■ **Aim**
Return the lines where the word "cancellations" occurs.
>> BEGIN
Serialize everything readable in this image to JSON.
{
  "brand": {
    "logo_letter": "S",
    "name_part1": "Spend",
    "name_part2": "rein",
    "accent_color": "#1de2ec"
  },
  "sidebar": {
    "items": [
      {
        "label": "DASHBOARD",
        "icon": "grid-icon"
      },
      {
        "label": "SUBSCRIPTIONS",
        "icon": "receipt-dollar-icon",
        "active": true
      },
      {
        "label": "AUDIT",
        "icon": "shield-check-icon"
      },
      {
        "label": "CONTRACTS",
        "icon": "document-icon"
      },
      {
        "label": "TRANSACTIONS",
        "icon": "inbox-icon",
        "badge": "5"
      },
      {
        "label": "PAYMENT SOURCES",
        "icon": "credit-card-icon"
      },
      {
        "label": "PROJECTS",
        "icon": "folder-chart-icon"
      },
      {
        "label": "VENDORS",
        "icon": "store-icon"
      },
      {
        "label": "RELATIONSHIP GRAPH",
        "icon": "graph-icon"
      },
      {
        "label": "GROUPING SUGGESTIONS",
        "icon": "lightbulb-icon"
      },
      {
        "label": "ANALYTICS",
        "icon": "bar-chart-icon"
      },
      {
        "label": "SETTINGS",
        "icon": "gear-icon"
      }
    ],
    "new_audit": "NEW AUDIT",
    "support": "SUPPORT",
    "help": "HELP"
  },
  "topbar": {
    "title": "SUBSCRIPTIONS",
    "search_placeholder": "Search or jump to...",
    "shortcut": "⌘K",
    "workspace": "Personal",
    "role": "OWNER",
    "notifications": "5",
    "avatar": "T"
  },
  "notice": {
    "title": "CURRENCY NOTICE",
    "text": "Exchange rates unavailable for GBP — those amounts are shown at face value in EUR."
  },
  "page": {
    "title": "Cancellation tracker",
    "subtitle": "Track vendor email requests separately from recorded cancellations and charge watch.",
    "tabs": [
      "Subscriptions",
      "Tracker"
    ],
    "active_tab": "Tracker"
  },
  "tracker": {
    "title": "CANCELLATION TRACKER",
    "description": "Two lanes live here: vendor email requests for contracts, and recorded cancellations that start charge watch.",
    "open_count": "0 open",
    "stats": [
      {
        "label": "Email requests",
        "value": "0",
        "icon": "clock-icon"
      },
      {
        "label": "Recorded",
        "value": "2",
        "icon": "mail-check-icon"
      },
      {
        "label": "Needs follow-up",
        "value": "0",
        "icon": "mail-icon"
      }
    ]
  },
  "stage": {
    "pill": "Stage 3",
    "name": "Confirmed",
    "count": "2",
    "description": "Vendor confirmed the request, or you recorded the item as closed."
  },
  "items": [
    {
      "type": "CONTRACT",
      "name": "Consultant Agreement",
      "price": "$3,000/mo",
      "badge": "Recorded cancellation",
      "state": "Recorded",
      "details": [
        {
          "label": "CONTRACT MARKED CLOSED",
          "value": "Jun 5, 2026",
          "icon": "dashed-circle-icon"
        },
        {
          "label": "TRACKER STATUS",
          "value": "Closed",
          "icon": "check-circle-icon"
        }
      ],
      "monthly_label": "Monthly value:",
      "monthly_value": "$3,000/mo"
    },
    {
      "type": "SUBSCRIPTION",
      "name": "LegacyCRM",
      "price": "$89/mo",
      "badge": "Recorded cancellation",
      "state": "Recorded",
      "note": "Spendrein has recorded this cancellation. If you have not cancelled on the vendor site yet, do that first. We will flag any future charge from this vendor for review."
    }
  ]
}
>> END
■ **Result for this task**
    "subtitle": "Track vendor email requests separately from recorded cancellations and charge watch.",
    "description": "Two lanes live here: vendor email requests for contracts, and recorded cancellations that start charge watch.",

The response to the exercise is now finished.